▸ **Exercise prompt**: List all lines of the data that include the string "alapján".

▸ **Task input**:

---------------

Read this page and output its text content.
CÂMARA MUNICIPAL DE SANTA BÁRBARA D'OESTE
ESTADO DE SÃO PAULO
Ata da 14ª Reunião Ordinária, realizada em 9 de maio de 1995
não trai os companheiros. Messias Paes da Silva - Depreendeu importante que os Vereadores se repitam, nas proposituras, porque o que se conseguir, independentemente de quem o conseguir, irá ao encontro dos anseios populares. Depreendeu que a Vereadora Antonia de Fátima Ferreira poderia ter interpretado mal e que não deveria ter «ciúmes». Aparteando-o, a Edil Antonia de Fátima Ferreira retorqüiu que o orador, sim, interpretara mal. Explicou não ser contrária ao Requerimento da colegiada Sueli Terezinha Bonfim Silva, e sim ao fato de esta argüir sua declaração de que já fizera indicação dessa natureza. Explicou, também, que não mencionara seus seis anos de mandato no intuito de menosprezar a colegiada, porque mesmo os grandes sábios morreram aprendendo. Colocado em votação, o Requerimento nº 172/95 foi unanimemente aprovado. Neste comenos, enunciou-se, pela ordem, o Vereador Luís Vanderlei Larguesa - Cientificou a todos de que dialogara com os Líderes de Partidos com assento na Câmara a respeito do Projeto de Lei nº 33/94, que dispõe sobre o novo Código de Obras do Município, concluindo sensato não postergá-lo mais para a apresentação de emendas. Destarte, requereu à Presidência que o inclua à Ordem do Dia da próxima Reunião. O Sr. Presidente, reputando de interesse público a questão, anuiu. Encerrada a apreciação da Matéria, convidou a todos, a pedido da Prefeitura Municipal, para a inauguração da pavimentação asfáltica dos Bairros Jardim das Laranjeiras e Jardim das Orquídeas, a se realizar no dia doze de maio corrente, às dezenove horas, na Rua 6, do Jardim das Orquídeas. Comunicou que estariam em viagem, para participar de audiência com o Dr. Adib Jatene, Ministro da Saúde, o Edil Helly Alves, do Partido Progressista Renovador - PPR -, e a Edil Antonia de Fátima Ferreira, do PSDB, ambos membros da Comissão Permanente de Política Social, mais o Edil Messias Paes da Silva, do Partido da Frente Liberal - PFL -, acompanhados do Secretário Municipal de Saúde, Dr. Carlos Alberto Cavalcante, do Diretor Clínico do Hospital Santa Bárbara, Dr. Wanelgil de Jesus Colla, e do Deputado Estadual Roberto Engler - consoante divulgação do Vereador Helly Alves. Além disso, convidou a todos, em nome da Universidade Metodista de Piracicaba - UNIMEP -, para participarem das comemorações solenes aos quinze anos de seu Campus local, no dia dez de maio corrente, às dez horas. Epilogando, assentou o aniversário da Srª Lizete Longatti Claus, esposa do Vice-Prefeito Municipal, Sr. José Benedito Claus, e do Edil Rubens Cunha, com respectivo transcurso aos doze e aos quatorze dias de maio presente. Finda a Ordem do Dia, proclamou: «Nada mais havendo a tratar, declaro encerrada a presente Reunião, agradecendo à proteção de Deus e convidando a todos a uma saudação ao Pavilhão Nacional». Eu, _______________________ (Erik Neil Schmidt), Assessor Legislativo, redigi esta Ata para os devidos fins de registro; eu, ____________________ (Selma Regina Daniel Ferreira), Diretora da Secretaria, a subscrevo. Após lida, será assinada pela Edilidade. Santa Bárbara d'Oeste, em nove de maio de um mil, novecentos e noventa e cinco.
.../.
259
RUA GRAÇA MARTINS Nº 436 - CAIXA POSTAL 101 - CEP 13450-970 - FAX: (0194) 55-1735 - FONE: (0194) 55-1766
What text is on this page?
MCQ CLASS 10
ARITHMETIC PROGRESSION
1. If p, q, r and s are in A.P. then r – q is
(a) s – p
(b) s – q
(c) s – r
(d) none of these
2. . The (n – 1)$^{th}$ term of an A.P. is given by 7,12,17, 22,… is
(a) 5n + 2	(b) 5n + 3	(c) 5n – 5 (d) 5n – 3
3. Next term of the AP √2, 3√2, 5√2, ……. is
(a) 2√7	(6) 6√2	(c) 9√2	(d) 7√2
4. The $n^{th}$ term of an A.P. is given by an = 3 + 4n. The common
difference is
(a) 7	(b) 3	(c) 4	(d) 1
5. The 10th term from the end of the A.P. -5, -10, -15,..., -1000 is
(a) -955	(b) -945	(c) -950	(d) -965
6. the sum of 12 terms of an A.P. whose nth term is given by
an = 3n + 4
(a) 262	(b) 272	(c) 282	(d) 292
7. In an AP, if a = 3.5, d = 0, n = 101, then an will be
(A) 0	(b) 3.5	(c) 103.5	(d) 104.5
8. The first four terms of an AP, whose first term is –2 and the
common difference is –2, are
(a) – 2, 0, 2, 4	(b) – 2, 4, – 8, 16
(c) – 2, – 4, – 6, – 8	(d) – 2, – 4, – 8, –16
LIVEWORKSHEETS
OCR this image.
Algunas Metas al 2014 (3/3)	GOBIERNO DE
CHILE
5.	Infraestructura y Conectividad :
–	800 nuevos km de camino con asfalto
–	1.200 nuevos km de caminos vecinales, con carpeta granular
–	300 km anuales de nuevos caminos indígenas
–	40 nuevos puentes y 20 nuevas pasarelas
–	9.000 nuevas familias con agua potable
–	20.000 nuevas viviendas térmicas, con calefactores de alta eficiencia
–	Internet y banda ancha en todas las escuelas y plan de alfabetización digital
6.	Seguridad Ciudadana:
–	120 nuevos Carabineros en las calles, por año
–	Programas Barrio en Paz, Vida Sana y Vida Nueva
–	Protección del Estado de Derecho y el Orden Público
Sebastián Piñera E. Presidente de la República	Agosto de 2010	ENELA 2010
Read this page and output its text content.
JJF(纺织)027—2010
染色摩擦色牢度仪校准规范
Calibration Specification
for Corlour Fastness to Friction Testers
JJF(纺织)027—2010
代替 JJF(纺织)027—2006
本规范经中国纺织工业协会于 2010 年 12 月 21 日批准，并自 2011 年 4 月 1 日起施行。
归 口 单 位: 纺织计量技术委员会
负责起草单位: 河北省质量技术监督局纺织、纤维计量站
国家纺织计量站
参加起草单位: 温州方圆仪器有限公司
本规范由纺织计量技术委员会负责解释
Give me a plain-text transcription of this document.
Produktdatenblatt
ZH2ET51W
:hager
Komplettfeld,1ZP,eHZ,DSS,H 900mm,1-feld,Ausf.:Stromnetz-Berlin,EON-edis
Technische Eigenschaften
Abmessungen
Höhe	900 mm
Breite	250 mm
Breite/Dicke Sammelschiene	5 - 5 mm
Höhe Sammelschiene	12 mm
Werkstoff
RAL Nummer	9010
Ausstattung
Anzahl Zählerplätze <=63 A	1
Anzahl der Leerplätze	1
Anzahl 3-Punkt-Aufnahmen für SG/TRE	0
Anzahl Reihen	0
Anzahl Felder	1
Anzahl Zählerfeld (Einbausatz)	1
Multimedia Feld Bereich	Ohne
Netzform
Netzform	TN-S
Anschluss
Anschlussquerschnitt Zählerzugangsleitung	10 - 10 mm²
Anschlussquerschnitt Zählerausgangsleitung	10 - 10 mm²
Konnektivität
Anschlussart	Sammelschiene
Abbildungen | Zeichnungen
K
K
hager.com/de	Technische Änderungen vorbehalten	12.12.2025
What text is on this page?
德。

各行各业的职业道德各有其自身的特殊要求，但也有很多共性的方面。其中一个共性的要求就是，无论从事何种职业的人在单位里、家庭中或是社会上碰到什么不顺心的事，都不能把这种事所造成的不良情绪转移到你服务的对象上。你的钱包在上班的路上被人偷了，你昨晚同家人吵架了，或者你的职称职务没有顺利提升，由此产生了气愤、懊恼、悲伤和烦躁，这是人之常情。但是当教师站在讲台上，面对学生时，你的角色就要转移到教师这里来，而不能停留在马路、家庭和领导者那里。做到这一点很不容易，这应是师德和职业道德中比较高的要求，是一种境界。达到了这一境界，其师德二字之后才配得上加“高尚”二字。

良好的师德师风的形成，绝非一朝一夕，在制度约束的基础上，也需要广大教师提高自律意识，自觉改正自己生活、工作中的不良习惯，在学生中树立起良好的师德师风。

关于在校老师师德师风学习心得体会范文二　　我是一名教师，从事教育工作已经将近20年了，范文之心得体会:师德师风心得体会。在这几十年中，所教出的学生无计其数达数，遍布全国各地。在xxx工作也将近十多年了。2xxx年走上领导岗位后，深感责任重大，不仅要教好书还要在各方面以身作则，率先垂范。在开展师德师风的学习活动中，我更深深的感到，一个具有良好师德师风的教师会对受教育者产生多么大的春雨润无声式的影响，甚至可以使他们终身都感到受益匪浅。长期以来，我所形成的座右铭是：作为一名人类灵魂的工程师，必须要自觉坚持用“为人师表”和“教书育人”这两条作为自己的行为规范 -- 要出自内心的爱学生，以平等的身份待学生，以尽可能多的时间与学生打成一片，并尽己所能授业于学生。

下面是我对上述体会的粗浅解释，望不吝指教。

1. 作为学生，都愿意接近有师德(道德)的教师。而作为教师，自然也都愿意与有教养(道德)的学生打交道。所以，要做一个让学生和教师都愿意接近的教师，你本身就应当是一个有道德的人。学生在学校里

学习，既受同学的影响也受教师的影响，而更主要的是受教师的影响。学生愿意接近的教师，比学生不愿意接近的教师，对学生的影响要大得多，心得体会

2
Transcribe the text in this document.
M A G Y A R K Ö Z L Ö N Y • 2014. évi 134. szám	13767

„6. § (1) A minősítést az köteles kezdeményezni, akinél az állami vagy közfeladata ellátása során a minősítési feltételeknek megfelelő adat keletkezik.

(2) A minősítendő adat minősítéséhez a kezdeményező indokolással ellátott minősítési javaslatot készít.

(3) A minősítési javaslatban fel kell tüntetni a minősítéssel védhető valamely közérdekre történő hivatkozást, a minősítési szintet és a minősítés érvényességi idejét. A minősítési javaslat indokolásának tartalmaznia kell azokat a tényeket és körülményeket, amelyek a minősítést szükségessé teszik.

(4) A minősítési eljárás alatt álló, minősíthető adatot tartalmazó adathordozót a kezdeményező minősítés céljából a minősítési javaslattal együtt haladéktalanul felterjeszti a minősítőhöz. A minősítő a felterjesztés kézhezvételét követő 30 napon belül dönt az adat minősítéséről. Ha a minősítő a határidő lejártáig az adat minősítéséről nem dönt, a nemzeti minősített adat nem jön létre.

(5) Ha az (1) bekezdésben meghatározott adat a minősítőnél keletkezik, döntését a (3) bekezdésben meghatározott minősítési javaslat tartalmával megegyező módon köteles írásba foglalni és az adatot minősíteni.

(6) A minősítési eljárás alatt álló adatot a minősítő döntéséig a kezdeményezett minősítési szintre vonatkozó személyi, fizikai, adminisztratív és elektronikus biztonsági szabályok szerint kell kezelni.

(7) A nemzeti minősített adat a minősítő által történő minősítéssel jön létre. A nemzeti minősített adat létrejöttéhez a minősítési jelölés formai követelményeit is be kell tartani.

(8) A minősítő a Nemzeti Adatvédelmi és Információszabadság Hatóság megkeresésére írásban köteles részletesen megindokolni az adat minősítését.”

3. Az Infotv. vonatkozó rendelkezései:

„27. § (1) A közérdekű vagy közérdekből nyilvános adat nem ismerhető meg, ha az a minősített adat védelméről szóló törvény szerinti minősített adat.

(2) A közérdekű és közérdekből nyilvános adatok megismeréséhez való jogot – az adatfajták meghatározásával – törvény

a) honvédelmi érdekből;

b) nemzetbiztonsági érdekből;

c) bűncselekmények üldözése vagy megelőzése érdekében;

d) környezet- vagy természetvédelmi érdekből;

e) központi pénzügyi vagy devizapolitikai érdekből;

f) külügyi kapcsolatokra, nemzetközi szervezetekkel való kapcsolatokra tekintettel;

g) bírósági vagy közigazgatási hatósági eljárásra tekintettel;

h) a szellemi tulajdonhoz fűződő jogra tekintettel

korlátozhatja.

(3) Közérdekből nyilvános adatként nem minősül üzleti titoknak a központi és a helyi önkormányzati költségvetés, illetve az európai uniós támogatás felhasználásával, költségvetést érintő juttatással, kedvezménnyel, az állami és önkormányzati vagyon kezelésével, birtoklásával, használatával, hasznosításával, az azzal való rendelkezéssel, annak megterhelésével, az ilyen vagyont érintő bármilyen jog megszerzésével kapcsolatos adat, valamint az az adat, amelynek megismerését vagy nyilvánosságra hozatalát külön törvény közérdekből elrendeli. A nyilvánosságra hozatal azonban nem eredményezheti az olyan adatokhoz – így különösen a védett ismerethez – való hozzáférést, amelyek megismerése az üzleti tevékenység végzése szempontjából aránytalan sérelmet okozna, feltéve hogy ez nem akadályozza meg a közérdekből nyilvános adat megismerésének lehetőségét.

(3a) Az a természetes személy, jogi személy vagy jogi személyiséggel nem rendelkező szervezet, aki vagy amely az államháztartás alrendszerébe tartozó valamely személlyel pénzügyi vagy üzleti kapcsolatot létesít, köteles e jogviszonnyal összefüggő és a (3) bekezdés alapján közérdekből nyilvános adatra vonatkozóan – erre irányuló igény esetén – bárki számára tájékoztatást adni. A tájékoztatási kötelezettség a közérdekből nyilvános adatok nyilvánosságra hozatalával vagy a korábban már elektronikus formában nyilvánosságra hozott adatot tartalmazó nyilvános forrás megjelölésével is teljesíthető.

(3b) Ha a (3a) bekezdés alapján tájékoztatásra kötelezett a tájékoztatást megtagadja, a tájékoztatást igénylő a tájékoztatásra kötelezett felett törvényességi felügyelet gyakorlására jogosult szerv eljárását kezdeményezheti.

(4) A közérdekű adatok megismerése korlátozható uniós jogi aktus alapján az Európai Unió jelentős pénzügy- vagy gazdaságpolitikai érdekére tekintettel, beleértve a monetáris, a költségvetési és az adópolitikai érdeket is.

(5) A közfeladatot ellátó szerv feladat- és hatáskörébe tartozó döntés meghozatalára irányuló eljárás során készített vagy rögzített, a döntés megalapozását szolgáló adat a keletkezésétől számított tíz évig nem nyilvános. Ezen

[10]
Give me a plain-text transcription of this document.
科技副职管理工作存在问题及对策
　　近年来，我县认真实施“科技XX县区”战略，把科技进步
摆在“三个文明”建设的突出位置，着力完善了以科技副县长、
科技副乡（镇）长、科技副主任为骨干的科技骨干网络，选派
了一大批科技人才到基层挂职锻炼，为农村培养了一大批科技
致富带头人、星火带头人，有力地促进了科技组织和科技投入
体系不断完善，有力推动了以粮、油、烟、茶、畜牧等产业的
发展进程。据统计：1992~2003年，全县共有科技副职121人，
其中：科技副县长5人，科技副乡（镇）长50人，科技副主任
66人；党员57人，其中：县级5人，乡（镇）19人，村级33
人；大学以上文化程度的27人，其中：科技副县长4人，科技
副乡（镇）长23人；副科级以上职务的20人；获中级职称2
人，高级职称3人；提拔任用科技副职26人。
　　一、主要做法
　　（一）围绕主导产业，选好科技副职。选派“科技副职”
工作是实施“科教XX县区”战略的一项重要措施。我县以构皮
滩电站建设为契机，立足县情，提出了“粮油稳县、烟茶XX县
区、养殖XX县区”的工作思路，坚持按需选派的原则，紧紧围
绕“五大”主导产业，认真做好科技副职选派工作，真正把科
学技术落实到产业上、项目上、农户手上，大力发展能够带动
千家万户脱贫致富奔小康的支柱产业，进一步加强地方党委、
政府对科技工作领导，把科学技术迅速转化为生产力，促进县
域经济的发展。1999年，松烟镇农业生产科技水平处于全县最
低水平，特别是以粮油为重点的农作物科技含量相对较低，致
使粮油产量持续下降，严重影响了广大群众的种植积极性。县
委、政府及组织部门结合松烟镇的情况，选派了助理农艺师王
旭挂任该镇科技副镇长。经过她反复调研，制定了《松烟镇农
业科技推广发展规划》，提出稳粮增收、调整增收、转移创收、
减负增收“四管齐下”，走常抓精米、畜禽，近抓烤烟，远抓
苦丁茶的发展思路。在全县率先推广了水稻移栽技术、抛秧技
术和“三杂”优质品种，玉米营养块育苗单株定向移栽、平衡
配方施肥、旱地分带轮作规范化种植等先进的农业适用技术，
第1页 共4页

---------------

▸ **Output of the task**:
(3a) Az a természetes személy, jogi személy vagy jogi személyiséggel nem rendelkező szervezet, aki vagy amely az államháztartás alrendszerébe tartozó valamely személlyel pénzügyi vagy üzleti kapcsolatot létesít, köteles e jogviszonnyal összefüggő és a (3) bekezdés alapján közérdekből nyilvános adatra vonatkozóan – erre irányuló igény esetén – bárki számára tájékoztatást adni. A tájékoztatási kötelezettség a közérdekből nyilvános adatok nyilvánosságra hozatalával vagy a korábban már elektronikus formában nyilvánosságra hozott adatot tartalmazó nyilvános forrás megjelölésével is teljesíthető.
(3b) Ha a (3a) bekezdés alapján tájékoztatásra kötelezett a tájékoztatást megtagadja, a tájékoztatást igénylő a tájékoztatásra kötelezett felett törvényességi felügyelet gyakorlására jogosult szerv eljárását kezdeményezheti.
(4) A közérdekű adatok megismerése korlátozható uniós jogi aktus alapján az Európai Unió jelentős pénzügy- vagy gazdaságpolitikai érdekére tekintettel, beleértve a monetáris, a költségvetési és az adópolitikai érdeket is.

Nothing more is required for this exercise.